Problem
Resume the passage on Peres's reelection chances and Israeli military strikes, picking up after its last sentence.

Page extract
++++++++++

By the time Clinton left Israel, however, the polls showed support
for Peres back at the level of support for Netanyahu, and rising.
Given increasing hopes among Israelis for real peace with their
neighbors, Peres again seems to have a better than even chance of
winning another term. More suicide bombings could change that, but
in that case Peres might resort to spectacular moves of his own.
These might be more assassinations or even a military strike of
some kind against Iran, which he took pains to depict in his Sharm
el-Sheikh speech as "the capital of terrorism."
An Israeli military strike for domestic political purposes would
be nothing new. Prime Minister Menachem Begin's aerial strike against
Iraq's Osirak nuclear reactor in 1981 brought him from far behind
in the polls to an election victory only two months later.

++++++++++

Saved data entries

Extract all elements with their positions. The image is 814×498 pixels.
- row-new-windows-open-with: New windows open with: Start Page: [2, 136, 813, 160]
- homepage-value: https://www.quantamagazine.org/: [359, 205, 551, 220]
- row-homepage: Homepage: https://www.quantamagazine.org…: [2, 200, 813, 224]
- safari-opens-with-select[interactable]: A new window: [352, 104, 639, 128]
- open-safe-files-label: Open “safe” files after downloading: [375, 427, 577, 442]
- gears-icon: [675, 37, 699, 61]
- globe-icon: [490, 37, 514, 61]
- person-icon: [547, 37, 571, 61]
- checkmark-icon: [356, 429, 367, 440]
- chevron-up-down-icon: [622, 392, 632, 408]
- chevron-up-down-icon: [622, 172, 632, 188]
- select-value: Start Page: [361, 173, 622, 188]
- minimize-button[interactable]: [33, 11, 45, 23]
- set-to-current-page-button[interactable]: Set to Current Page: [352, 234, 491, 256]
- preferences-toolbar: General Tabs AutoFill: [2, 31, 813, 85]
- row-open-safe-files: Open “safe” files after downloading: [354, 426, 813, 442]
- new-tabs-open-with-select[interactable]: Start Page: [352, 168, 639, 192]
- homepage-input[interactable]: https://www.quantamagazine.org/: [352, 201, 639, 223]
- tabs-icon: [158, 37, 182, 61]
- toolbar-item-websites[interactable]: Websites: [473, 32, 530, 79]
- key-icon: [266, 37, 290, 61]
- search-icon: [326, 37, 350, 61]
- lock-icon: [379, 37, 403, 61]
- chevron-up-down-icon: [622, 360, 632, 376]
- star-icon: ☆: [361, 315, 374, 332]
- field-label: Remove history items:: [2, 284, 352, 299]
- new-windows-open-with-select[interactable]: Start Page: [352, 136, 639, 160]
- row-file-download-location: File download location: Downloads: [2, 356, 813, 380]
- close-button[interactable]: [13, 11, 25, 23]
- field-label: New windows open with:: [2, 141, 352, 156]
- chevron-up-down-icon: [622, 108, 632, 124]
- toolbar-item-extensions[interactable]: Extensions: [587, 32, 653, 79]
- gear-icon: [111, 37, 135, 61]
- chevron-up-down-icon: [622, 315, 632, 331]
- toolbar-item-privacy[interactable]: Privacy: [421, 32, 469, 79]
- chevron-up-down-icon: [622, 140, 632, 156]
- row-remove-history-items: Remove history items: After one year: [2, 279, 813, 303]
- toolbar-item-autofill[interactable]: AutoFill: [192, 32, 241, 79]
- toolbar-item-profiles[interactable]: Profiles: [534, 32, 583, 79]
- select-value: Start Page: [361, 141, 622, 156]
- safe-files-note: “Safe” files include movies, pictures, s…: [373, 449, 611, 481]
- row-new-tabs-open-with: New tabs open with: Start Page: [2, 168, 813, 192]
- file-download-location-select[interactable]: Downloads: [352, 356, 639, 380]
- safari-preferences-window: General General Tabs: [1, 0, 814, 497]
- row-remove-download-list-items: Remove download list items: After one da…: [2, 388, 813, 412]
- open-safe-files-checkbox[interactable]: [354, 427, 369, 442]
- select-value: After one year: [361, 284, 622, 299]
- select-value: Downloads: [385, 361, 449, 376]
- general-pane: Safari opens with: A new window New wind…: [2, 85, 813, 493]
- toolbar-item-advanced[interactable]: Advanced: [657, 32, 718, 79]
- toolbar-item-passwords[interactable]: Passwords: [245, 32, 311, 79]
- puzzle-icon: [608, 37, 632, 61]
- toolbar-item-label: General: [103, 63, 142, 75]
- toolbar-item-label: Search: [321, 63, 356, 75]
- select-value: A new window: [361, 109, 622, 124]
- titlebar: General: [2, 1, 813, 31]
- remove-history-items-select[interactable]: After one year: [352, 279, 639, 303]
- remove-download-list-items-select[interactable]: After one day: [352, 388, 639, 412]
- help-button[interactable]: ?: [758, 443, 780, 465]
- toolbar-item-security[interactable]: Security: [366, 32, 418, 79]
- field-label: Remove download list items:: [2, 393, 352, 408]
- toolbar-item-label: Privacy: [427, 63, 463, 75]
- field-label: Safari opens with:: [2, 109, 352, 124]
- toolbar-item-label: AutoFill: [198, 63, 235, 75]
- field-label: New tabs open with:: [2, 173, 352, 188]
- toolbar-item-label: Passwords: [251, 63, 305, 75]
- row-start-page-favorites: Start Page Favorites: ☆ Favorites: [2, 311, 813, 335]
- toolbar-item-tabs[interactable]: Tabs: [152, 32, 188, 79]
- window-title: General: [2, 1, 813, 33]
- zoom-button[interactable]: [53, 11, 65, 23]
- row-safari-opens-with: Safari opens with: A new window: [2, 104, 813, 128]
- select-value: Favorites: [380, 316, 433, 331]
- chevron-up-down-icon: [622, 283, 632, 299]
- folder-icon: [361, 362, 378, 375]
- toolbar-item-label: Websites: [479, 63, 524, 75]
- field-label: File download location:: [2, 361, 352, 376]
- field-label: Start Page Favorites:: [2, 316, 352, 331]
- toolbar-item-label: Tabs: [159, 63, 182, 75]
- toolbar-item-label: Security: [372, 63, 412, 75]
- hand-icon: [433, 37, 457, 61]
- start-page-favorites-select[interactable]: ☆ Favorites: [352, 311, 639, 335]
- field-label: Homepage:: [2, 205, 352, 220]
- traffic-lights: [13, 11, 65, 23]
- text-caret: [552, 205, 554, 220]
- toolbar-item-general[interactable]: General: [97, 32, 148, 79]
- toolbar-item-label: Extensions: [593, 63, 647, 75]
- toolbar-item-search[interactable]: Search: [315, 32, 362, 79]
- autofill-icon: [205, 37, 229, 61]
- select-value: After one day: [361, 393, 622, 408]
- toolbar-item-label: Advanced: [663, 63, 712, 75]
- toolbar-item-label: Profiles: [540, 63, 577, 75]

++++++++++

Answer to this exercise
However, to carry out during or just after an American president's
visit what in any other country would be branded by the international
community as collective punishment and reprisals, both banned under
international law, is another matter. President Clinton's silence
implies U.S. approval, something for which individual Americans,
and their friends among Arab regimes openly or quietly backing the
Middle East peace process, may someday pay dearly.
There is no question that it is in the American interest, and the
interest of the Israeli people as well, that Israeli rejectionists,
like the leaders of Likud, not return to power. When Israel was
created by American pressure in the United Nations and then was
allowed to seize and hold half of the land assigned by the United
Nations to the stillborn Palestinian state, Arabs everywhere compared
Israel to the Crusader Kingdom established on the same Levantine
shores centuries earlier. As Middle Eastern resistance to those
European interlopers grew, and Western enthusiasm and support for
that incursion waned, after 100 years the Crusaders were gone.
For Israel, established in 1948, nearly half a century has passed
and its population is no more than five million, of whom some one
million are Palestinian citizens of Israel. If Israel's next government
makes no effort to finish the job of making peace with its more
than 200 million Arab neighbors, sometime before the next 50 years
have passed, virtually all Arabs believe, Israel, like the Crusaders,
will be history.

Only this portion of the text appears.